Each entry below is to be written out exactly, and the pictures are to be left out.

Raw data =
########

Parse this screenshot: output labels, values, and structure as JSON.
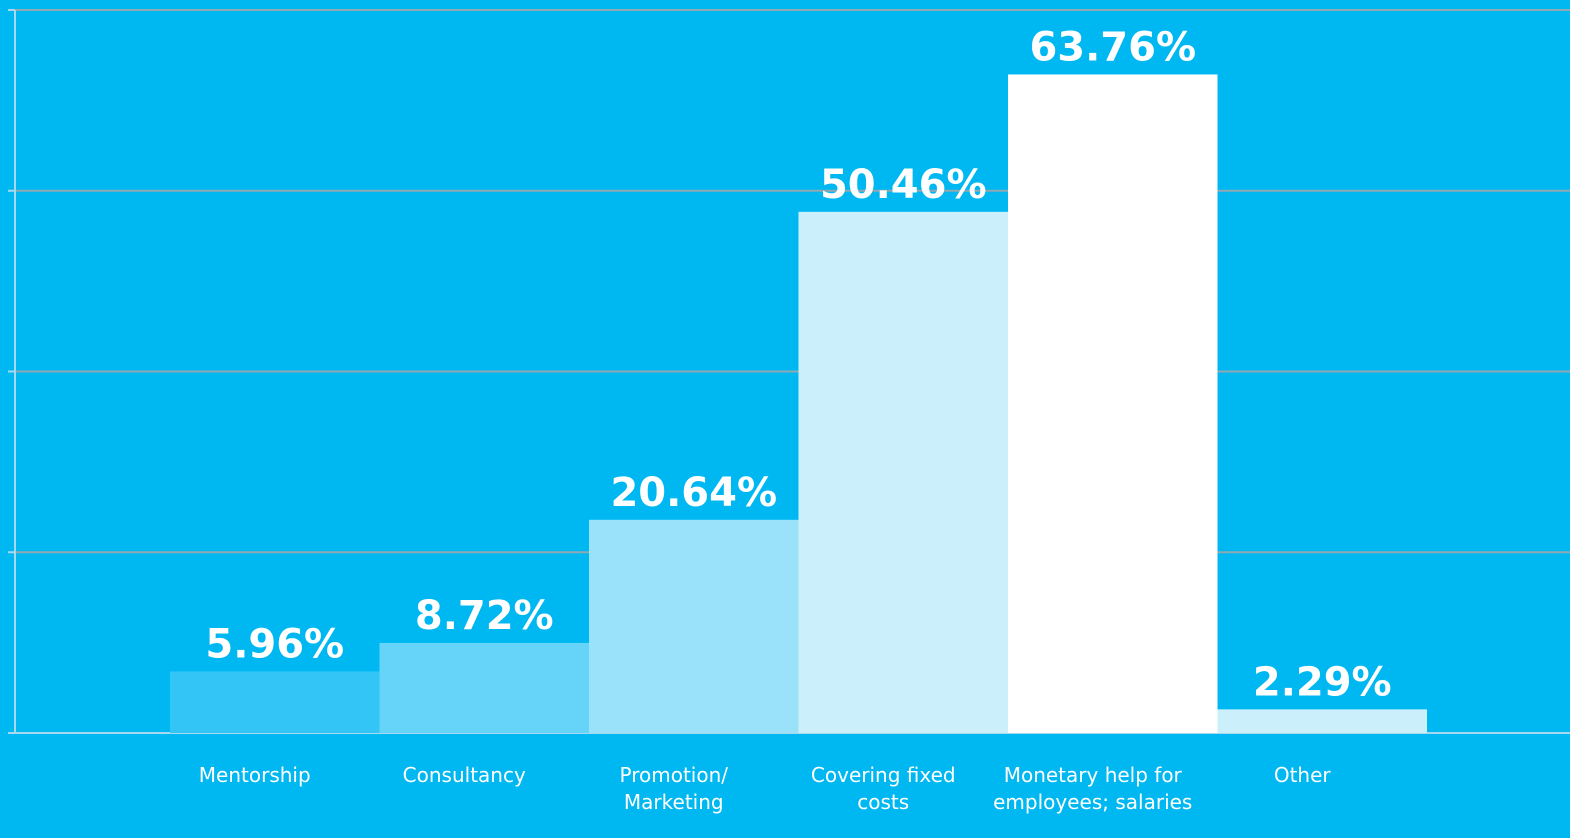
{
  "chart_data": {
    "type": "bar",
    "categories": [
      "Mentorship",
      "Consultancy",
      "Promotion/ Marketing",
      "Covering fixed costs",
      "Monetary help for employees; salaries",
      "Other"
    ],
    "values": [
      5.96,
      8.72,
      20.64,
      50.46,
      63.76,
      2.29
    ],
    "value_labels": [
      "5.96%",
      "8.72%",
      "20.64%",
      "50.46%",
      "63.76%",
      "2.29%"
    ],
    "colors": [
      "#33c5f5",
      "#66d4f8",
      "#99e2fa",
      "#ccf0fb",
      "#ffffff",
      "#ccf0fb"
    ],
    "ylim": [
      0,
      70
    ],
    "yticks": [
      0,
      17.5,
      35,
      52.5,
      70
    ],
    "grid": true
  }
}
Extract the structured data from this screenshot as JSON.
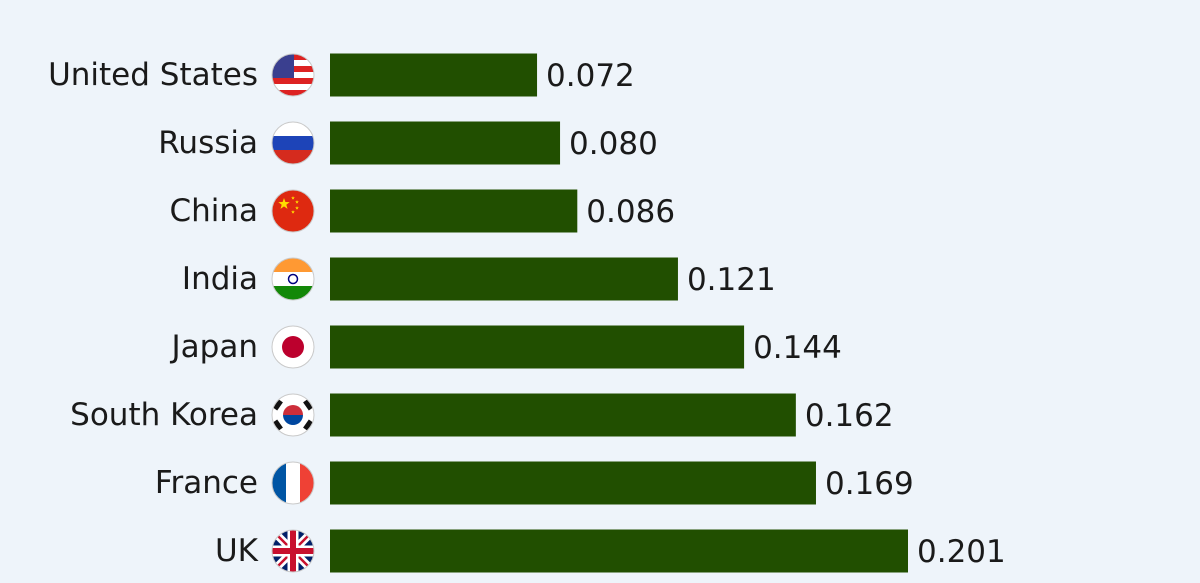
{
  "chart_data": {
    "type": "bar",
    "orientation": "horizontal",
    "categories": [
      "United States",
      "Russia",
      "China",
      "India",
      "Japan",
      "South Korea",
      "France",
      "UK"
    ],
    "values": [
      0.072,
      0.08,
      0.086,
      0.121,
      0.144,
      0.162,
      0.169,
      0.201
    ],
    "value_labels": [
      "0.072",
      "0.080",
      "0.086",
      "0.121",
      "0.144",
      "0.162",
      "0.169",
      "0.201"
    ],
    "color": "#214f00"
  }
}
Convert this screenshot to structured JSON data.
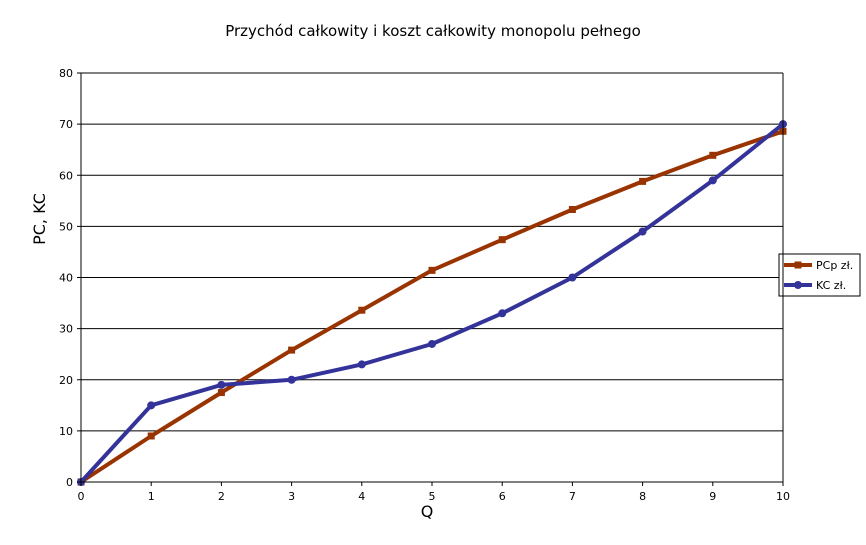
{
  "chart_data": {
    "type": "line",
    "title": "Przychód całkowity i koszt całkowity monopolu pełnego",
    "xlabel": "Q",
    "ylabel": "PC, KC",
    "x": [
      0,
      1,
      2,
      3,
      4,
      5,
      6,
      7,
      8,
      9,
      10
    ],
    "xlim": [
      0,
      10
    ],
    "ylim": [
      0,
      80
    ],
    "yticks": [
      0,
      10,
      20,
      30,
      40,
      50,
      60,
      70,
      80
    ],
    "grid": "horizontal",
    "legend_position": "right",
    "series": [
      {
        "name": "PCp zł.",
        "color": "#993300",
        "marker": "square",
        "values": [
          0,
          9,
          17.5,
          25.8,
          33.6,
          41.4,
          47.4,
          53.3,
          58.8,
          63.9,
          68.6
        ]
      },
      {
        "name": "KC zł.",
        "color": "#333399",
        "marker": "circle",
        "values": [
          0,
          15,
          19,
          20,
          23,
          27,
          33,
          40,
          49,
          59,
          70
        ]
      }
    ]
  }
}
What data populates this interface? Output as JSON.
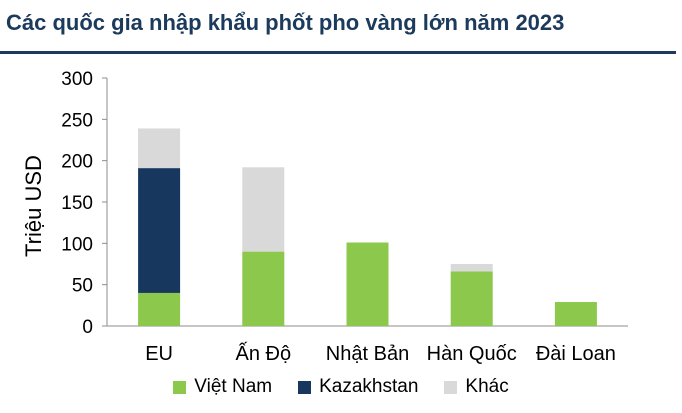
{
  "title": "Các quốc gia nhập khẩu phốt pho vàng lớn năm 2023",
  "colors": {
    "title": "#1b3a5c",
    "axis": "#8c8c8c"
  },
  "chart_data": {
    "type": "bar",
    "stacked": true,
    "title": "Các quốc gia nhập khẩu phốt pho vàng lớn năm 2023",
    "xlabel": "",
    "ylabel": "Triệu USD",
    "ylim": [
      0,
      300
    ],
    "yticks": [
      0,
      50,
      100,
      150,
      200,
      250,
      300
    ],
    "grid": false,
    "legend_position": "bottom",
    "categories": [
      "EU",
      "Ấn Độ",
      "Nhật Bản",
      "Hàn Quốc",
      "Đài Loan"
    ],
    "series": [
      {
        "name": "Việt Nam",
        "color": "#8cc84b",
        "values": [
          40,
          90,
          101,
          66,
          29
        ]
      },
      {
        "name": "Kazakhstan",
        "color": "#17375e",
        "values": [
          151,
          0,
          0,
          0,
          0
        ]
      },
      {
        "name": "Khác",
        "color": "#d9d9d9",
        "values": [
          48,
          102,
          0,
          9,
          0
        ]
      }
    ]
  }
}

########

Response for this exercise =
Parse this screenshot: output labels, values, and structure as JSON.
{
  "chart_data": {
    "type": "bar",
    "categories": [
      "Mentorship",
      "Consultancy",
      "Promotion/ Marketing",
      "Covering fixed costs",
      "Monetary help for employees; salaries",
      "Other"
    ],
    "values": [
      5.96,
      8.72,
      20.64,
      50.46,
      63.76,
      2.29
    ],
    "value_labels": [
      "5.96%",
      "8.72%",
      "20.64%",
      "50.46%",
      "63.76%",
      "2.29%"
    ],
    "colors": [
      "#33c5f5",
      "#66d4f8",
      "#99e2fa",
      "#ccf0fb",
      "#ffffff",
      "#ccf0fb"
    ],
    "ylim": [
      0,
      70
    ],
    "yticks": [
      0,
      17.5,
      35,
      52.5,
      70
    ],
    "grid": true
  }
}
Extract the structured data from this screenshot as JSON.
{
  "chart_data": {
    "type": "bar",
    "orientation": "horizontal",
    "categories": [
      "United States",
      "Russia",
      "China",
      "India",
      "Japan",
      "South Korea",
      "France",
      "UK"
    ],
    "values": [
      0.072,
      0.08,
      0.086,
      0.121,
      0.144,
      0.162,
      0.169,
      0.201
    ],
    "value_labels": [
      "0.072",
      "0.080",
      "0.086",
      "0.121",
      "0.144",
      "0.162",
      "0.169",
      "0.201"
    ],
    "color": "#214f00"
  }
}
Convert this screenshot to structured JSON data.
{
  "chart_data": {
    "type": "line",
    "title": "Przychód całkowity i koszt całkowity monopolu pełnego",
    "xlabel": "Q",
    "ylabel": "PC, KC",
    "x": [
      0,
      1,
      2,
      3,
      4,
      5,
      6,
      7,
      8,
      9,
      10
    ],
    "xlim": [
      0,
      10
    ],
    "ylim": [
      0,
      80
    ],
    "yticks": [
      0,
      10,
      20,
      30,
      40,
      50,
      60,
      70,
      80
    ],
    "grid": "horizontal",
    "legend_position": "right",
    "series": [
      {
        "name": "PCp zł.",
        "color": "#993300",
        "marker": "square",
        "values": [
          0,
          9,
          17.5,
          25.8,
          33.6,
          41.4,
          47.4,
          53.3,
          58.8,
          63.9,
          68.6
        ]
      },
      {
        "name": "KC zł.",
        "color": "#333399",
        "marker": "circle",
        "values": [
          0,
          15,
          19,
          20,
          23,
          27,
          33,
          40,
          49,
          59,
          70
        ]
      }
    ]
  }
}
What data populates this interface? Output as JSON.
{
  "title": "Các quốc gia nhập khẩu phốt pho vàng lớn năm 2023",
  "colors": {
    "title": "#1b3a5c",
    "axis": "#8c8c8c"
  },
  "chart_data": {
    "type": "bar",
    "stacked": true,
    "title": "Các quốc gia nhập khẩu phốt pho vàng lớn năm 2023",
    "xlabel": "",
    "ylabel": "Triệu USD",
    "ylim": [
      0,
      300
    ],
    "yticks": [
      0,
      50,
      100,
      150,
      200,
      250,
      300
    ],
    "grid": false,
    "legend_position": "bottom",
    "categories": [
      "EU",
      "Ấn Độ",
      "Nhật Bản",
      "Hàn Quốc",
      "Đài Loan"
    ],
    "series": [
      {
        "name": "Việt Nam",
        "color": "#8cc84b",
        "values": [
          40,
          90,
          101,
          66,
          29
        ]
      },
      {
        "name": "Kazakhstan",
        "color": "#17375e",
        "values": [
          151,
          0,
          0,
          0,
          0
        ]
      },
      {
        "name": "Khác",
        "color": "#d9d9d9",
        "values": [
          48,
          102,
          0,
          9,
          0
        ]
      }
    ]
  }
}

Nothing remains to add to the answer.